▶ Written exercise
Report how many lines contain "marker". The answer is a single number.

▶ Provided records
▽

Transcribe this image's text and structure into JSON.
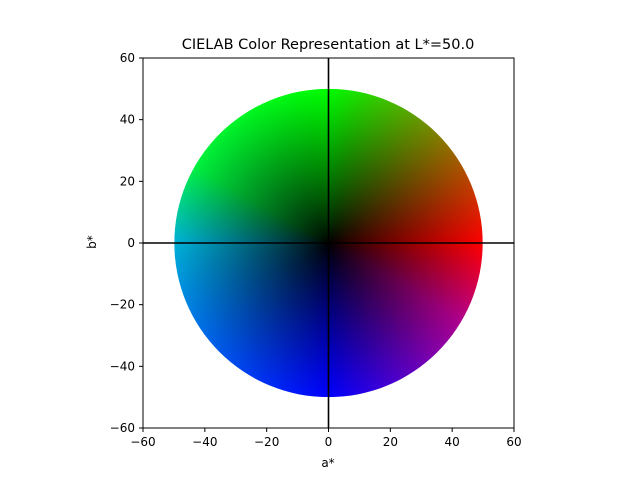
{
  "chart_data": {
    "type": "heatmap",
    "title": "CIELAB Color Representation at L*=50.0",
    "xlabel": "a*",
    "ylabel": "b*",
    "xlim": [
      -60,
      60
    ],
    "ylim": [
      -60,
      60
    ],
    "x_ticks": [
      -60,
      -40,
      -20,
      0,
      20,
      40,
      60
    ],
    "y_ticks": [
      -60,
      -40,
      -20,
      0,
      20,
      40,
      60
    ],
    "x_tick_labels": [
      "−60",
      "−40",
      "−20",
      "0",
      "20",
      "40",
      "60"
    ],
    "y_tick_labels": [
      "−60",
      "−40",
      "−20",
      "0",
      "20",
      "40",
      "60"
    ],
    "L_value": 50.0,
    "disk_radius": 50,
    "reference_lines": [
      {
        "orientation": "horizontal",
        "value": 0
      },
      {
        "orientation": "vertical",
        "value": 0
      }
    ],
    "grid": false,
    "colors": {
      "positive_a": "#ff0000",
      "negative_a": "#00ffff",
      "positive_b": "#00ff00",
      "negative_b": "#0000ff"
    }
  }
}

△
▽

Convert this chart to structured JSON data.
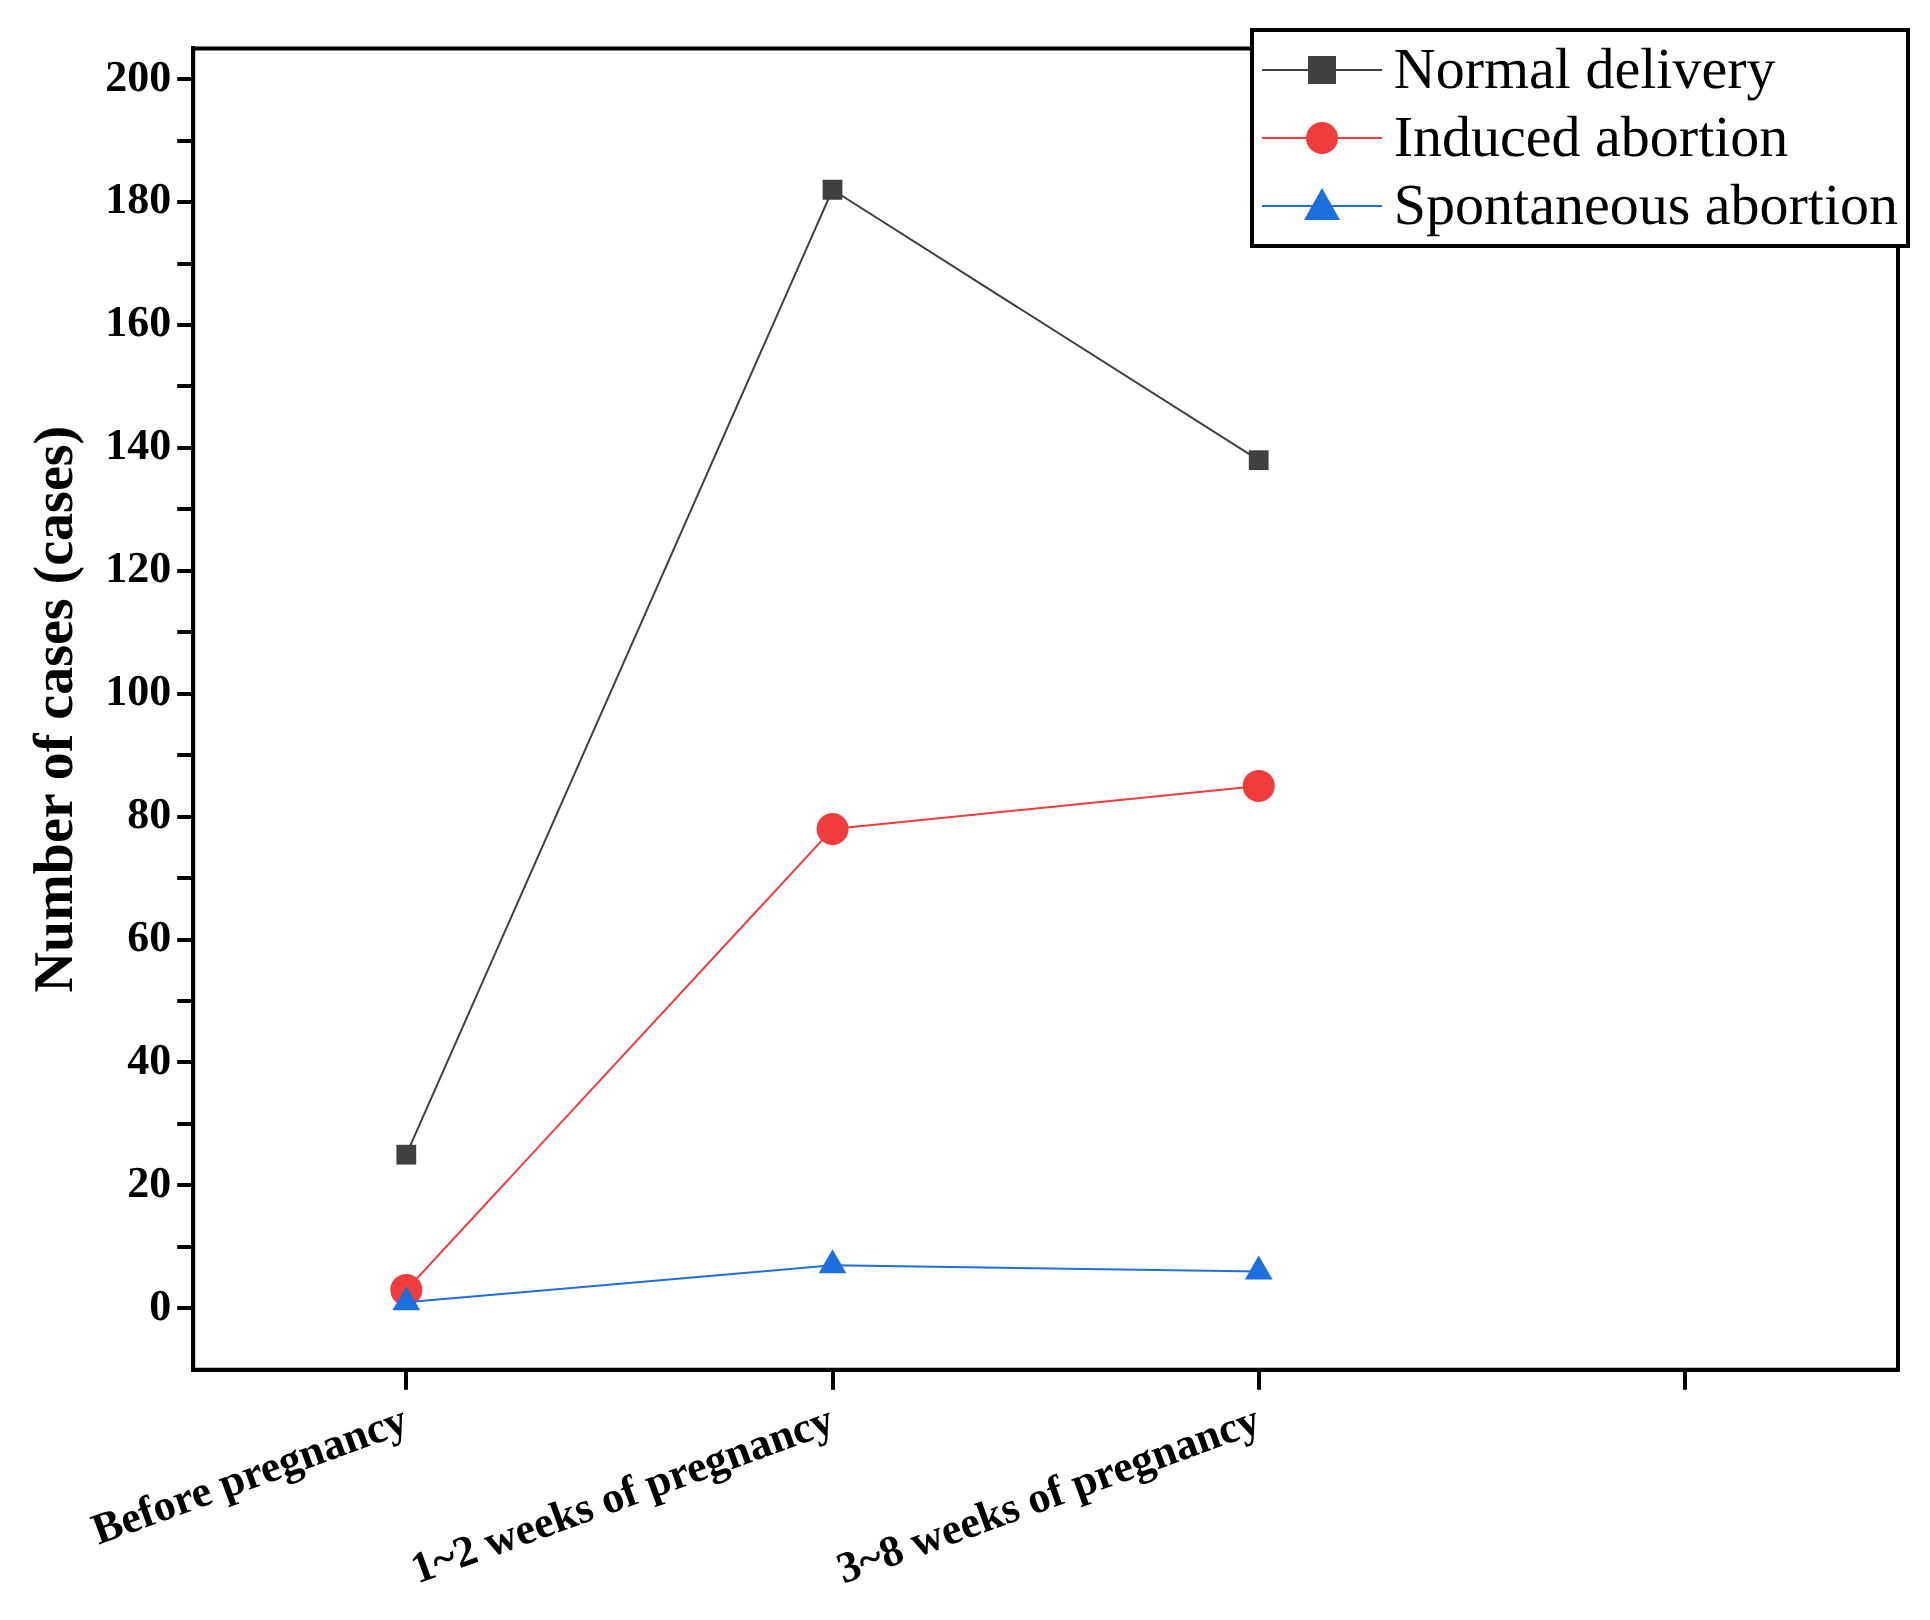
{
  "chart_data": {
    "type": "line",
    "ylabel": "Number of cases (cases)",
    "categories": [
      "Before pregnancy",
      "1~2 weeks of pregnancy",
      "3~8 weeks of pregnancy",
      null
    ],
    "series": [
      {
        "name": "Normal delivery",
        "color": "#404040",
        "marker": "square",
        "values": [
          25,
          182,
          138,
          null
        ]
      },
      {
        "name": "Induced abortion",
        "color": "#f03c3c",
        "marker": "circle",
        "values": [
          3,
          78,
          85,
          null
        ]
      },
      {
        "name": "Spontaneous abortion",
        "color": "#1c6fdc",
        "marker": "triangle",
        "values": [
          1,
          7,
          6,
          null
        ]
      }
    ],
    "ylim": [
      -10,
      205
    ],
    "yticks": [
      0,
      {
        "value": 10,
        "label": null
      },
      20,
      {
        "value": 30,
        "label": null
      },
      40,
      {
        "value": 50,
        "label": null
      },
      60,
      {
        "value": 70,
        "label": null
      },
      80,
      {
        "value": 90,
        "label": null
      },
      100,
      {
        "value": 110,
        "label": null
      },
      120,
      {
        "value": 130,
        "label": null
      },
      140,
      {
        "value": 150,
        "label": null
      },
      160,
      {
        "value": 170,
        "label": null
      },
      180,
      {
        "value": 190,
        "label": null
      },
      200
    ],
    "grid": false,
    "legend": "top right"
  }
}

△

▶ Solution to this problem
3